> **Supplied information**
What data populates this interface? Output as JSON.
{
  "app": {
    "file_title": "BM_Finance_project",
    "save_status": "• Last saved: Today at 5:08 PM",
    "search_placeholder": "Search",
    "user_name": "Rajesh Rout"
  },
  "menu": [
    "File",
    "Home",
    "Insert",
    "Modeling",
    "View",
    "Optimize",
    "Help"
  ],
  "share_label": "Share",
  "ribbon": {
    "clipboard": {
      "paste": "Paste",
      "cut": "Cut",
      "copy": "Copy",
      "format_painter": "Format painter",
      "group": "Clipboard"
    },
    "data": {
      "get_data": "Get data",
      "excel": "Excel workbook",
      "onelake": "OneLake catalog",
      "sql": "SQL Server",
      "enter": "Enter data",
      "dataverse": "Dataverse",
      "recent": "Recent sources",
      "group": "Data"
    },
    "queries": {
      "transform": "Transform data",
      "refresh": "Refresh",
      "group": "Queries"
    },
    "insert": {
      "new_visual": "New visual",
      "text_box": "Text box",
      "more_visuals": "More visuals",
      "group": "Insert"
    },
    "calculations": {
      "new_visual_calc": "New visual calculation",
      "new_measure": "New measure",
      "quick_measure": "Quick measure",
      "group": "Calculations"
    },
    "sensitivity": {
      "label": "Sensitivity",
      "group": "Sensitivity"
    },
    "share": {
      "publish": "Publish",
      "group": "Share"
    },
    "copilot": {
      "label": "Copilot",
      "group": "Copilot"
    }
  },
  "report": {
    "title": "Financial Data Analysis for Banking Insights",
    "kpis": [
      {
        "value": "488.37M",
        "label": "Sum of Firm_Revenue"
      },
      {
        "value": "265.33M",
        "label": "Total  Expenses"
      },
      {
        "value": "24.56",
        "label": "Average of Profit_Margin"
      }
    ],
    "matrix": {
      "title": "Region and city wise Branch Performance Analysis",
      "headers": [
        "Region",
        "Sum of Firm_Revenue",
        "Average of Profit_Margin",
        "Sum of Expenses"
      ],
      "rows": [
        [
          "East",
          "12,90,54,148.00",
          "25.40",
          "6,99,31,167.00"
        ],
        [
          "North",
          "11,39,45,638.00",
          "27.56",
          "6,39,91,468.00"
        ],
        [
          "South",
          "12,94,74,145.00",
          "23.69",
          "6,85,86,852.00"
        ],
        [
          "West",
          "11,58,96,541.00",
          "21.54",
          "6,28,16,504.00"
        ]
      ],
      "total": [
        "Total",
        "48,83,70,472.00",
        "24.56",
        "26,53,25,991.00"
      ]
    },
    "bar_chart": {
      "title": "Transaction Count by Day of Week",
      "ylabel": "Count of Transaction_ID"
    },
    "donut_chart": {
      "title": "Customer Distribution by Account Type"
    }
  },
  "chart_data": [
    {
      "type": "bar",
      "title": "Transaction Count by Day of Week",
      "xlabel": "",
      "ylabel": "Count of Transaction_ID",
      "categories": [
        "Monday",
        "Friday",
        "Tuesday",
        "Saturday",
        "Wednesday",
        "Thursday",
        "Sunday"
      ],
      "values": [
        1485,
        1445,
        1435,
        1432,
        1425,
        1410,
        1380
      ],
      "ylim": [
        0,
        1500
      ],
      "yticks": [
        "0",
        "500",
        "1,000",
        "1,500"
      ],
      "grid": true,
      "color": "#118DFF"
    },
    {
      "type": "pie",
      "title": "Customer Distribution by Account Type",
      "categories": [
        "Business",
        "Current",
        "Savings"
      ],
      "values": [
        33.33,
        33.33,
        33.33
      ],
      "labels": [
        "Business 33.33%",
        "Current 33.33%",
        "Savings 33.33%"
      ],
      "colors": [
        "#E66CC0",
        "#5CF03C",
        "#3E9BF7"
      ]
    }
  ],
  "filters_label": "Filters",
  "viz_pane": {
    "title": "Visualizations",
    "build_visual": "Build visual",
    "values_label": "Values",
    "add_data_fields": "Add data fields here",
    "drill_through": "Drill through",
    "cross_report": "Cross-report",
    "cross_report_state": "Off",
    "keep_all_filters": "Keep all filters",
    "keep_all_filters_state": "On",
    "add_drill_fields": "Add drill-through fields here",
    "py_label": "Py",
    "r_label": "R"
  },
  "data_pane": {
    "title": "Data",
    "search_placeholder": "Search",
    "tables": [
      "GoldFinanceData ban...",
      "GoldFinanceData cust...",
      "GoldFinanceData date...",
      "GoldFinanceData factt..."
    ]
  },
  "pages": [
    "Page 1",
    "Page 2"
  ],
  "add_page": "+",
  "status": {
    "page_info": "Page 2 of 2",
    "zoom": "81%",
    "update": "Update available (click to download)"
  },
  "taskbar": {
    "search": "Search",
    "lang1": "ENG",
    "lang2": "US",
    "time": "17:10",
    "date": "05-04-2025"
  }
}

==

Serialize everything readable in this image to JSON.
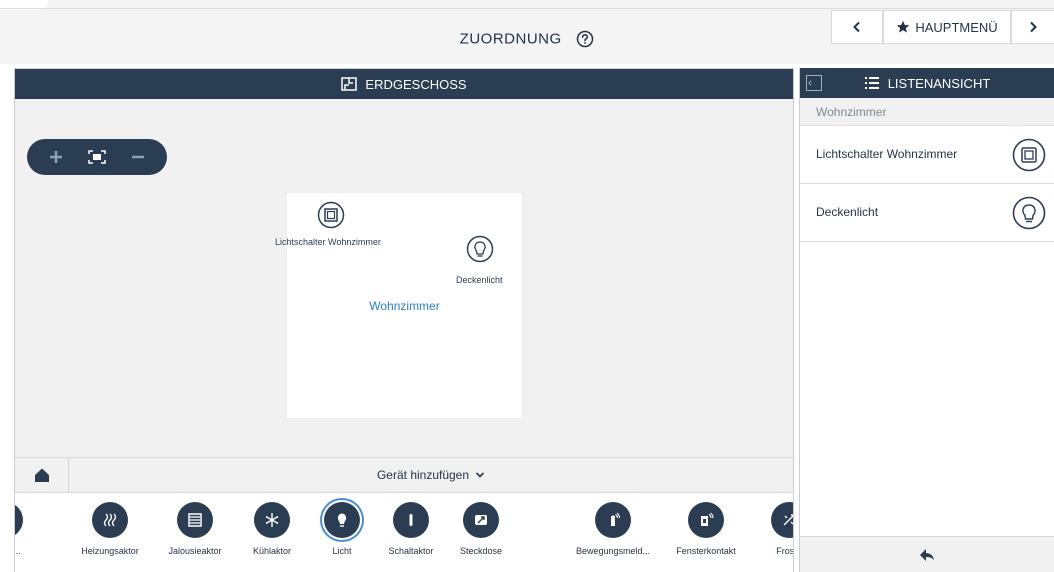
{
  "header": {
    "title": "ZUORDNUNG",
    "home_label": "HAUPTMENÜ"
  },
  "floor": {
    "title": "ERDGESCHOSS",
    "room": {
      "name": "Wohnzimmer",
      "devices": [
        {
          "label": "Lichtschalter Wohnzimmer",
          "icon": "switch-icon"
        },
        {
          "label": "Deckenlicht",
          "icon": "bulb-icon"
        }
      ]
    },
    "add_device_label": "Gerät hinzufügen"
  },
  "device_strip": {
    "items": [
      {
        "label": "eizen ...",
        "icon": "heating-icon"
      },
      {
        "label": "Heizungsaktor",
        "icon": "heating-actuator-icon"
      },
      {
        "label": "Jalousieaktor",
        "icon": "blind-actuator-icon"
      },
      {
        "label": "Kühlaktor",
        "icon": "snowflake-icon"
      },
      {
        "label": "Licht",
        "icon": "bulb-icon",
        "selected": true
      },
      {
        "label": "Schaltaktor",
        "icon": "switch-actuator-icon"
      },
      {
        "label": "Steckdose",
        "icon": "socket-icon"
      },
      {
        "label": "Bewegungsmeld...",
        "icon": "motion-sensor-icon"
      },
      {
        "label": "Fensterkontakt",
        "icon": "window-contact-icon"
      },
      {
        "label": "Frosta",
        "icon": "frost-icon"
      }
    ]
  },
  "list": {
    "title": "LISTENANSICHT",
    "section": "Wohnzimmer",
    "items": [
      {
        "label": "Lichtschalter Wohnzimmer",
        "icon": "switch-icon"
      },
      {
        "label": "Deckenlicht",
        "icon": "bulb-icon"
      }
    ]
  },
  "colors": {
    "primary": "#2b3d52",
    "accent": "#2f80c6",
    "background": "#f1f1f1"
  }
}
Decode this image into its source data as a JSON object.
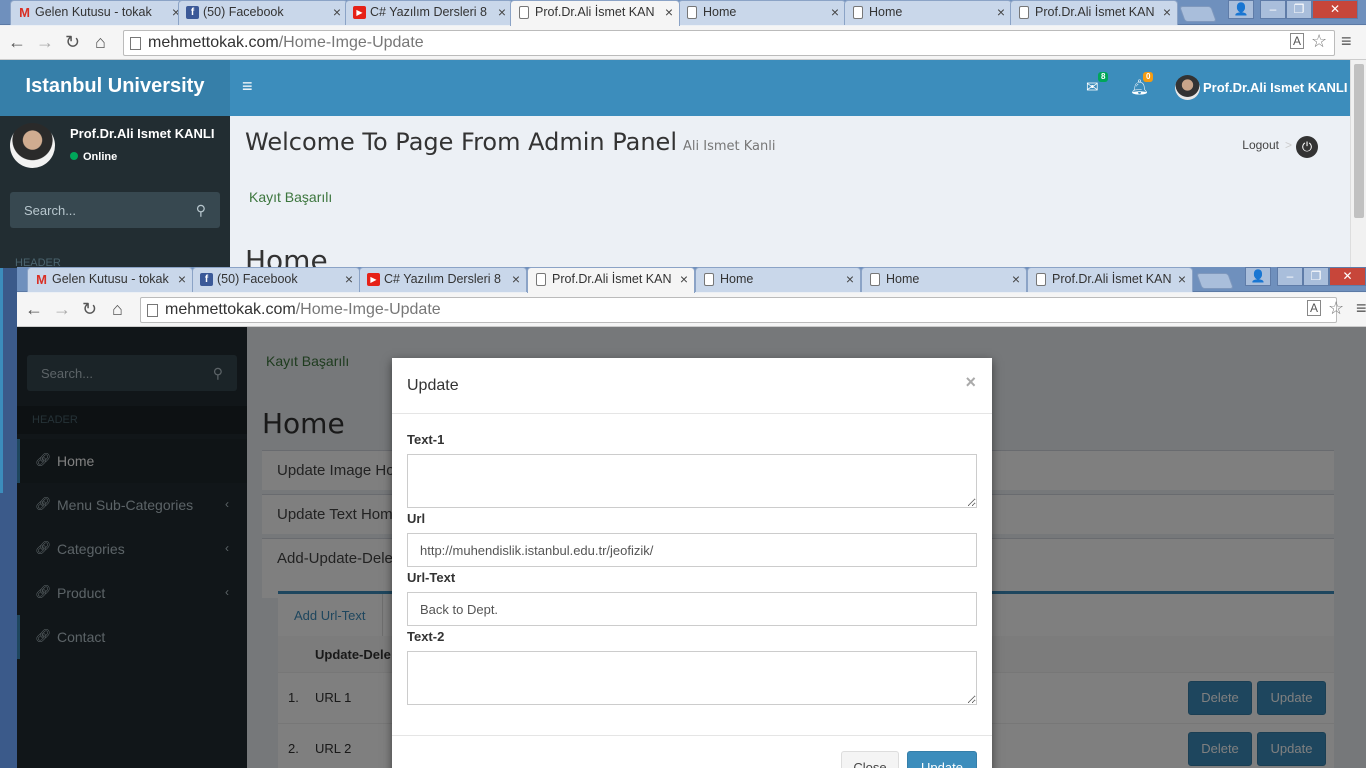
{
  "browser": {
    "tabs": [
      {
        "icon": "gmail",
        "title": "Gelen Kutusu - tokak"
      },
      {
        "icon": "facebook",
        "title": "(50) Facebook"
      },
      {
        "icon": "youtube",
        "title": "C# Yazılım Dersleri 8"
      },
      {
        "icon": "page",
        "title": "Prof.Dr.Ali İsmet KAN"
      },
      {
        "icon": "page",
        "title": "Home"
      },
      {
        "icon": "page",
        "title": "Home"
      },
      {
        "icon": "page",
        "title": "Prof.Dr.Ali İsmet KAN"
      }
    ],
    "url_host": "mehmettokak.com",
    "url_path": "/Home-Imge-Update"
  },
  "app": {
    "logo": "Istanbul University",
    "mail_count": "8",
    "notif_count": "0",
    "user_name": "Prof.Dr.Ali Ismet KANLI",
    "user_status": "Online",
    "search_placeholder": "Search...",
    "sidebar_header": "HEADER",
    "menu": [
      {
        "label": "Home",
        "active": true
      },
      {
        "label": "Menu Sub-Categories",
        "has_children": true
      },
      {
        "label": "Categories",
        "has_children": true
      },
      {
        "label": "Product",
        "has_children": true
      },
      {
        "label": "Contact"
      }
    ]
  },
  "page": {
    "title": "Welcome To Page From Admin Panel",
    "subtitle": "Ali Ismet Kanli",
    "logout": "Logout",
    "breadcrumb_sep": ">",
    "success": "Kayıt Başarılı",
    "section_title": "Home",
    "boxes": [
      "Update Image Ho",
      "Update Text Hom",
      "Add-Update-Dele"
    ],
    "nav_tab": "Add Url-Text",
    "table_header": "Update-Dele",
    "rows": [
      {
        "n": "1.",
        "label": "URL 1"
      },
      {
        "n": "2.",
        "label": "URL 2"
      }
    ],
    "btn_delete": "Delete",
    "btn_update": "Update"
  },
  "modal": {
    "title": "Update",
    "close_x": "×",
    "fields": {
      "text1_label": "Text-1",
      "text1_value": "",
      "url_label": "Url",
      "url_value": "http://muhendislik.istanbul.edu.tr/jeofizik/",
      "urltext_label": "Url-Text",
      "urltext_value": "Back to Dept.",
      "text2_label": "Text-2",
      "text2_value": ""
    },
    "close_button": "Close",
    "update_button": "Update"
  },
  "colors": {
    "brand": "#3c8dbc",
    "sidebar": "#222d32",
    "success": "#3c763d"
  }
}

* * *

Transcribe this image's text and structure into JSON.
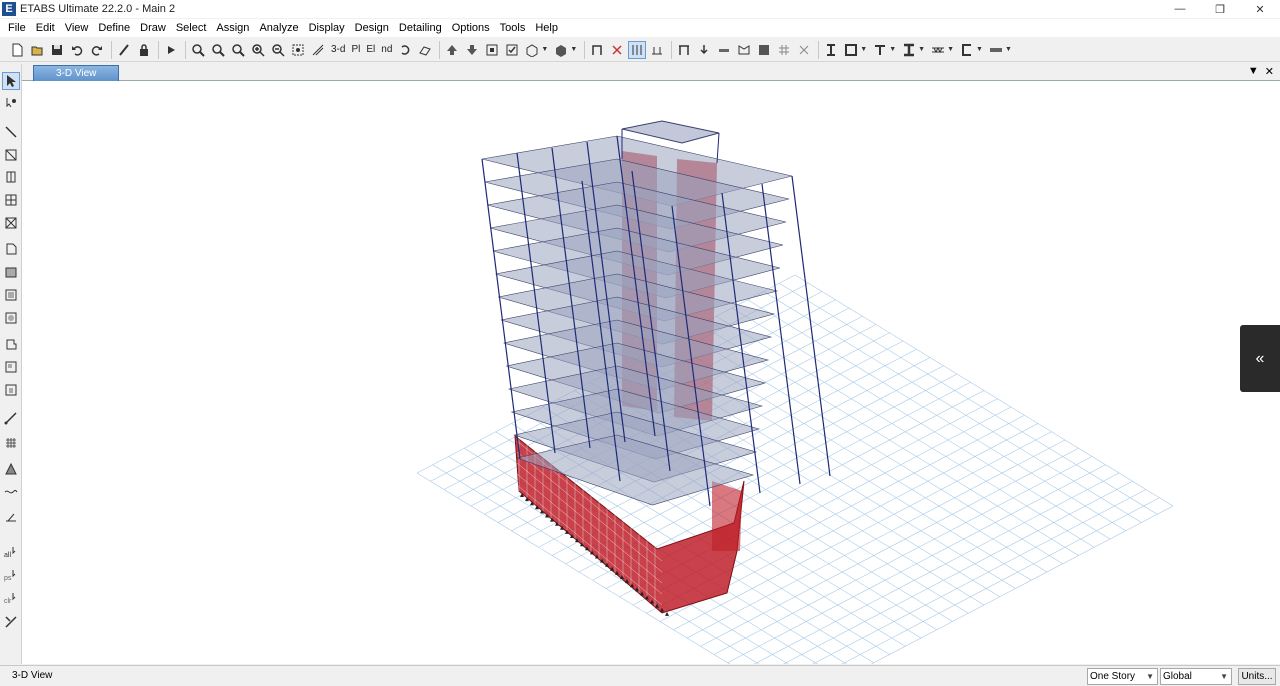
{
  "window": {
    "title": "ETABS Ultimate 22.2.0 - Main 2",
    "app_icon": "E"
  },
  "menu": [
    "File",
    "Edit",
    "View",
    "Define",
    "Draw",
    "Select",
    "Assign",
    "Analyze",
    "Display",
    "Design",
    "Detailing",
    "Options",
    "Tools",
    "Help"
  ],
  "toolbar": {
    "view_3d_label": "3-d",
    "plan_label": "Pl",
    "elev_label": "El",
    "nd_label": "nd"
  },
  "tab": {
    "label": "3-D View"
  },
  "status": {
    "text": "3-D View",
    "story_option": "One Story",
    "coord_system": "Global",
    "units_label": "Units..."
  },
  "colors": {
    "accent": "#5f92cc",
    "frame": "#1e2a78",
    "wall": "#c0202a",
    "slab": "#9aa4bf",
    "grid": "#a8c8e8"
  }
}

> **What you need to do**
Search the records above for "ylabel". Copy each line where it is found.

> **Worked answer**
      "ylabel": "Count of Transaction_ID"
      "ylabel": "Count of Transaction_ID",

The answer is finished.